▶ _Exercise objective_
Pictures do not belong in the copy. Return all of the entries exactly.
========================================
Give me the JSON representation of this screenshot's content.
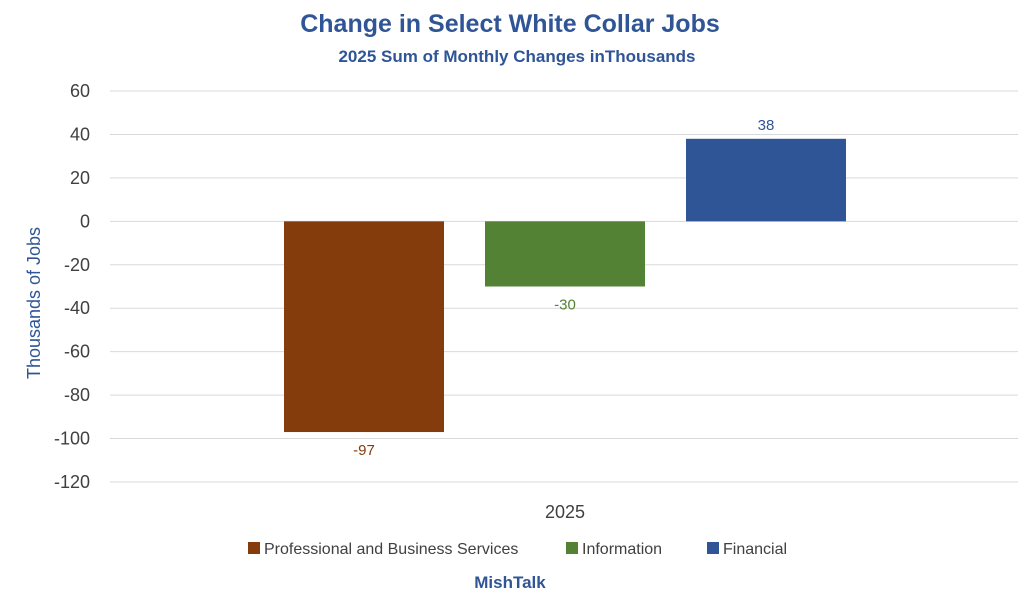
{
  "colors": {
    "title": "#2F5597",
    "grid": "#D9D9D9",
    "text": "#404040"
  },
  "chart_data": {
    "type": "bar",
    "title": "Change in Select White Collar Jobs",
    "subtitle": "2025 Sum of Monthly Changes inThousands",
    "ylabel": "Thousands of Jobs",
    "xlabel": "",
    "categories": [
      "2025"
    ],
    "ylim": [
      -120,
      60
    ],
    "yticks": [
      60,
      40,
      20,
      0,
      -20,
      -40,
      -60,
      -80,
      -100,
      -120
    ],
    "grid": true,
    "legend_position": "bottom",
    "series": [
      {
        "name": "Professional and Business Services",
        "values": [
          -97
        ],
        "label": "-97",
        "color": "#843C0C"
      },
      {
        "name": "Information",
        "values": [
          -30
        ],
        "label": "-30",
        "color": "#548235"
      },
      {
        "name": "Financial",
        "values": [
          38
        ],
        "label": "38",
        "color": "#2F5597"
      }
    ]
  },
  "footer": "MishTalk"
}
========================================
▶ _Exercise solution_
Give me the JSON representation of this screenshot's content.
{
  "colors": {
    "title": "#2F5597",
    "grid": "#D9D9D9",
    "text": "#404040"
  },
  "chart_data": {
    "type": "bar",
    "title": "Change in Select White Collar Jobs",
    "subtitle": "2025 Sum of Monthly Changes inThousands",
    "ylabel": "Thousands of Jobs",
    "xlabel": "",
    "categories": [
      "2025"
    ],
    "ylim": [
      -120,
      60
    ],
    "yticks": [
      60,
      40,
      20,
      0,
      -20,
      -40,
      -60,
      -80,
      -100,
      -120
    ],
    "grid": true,
    "legend_position": "bottom",
    "series": [
      {
        "name": "Professional and Business Services",
        "values": [
          -97
        ],
        "label": "-97",
        "color": "#843C0C"
      },
      {
        "name": "Information",
        "values": [
          -30
        ],
        "label": "-30",
        "color": "#548235"
      },
      {
        "name": "Financial",
        "values": [
          38
        ],
        "label": "38",
        "color": "#2F5597"
      }
    ]
  },
  "footer": "MishTalk"
}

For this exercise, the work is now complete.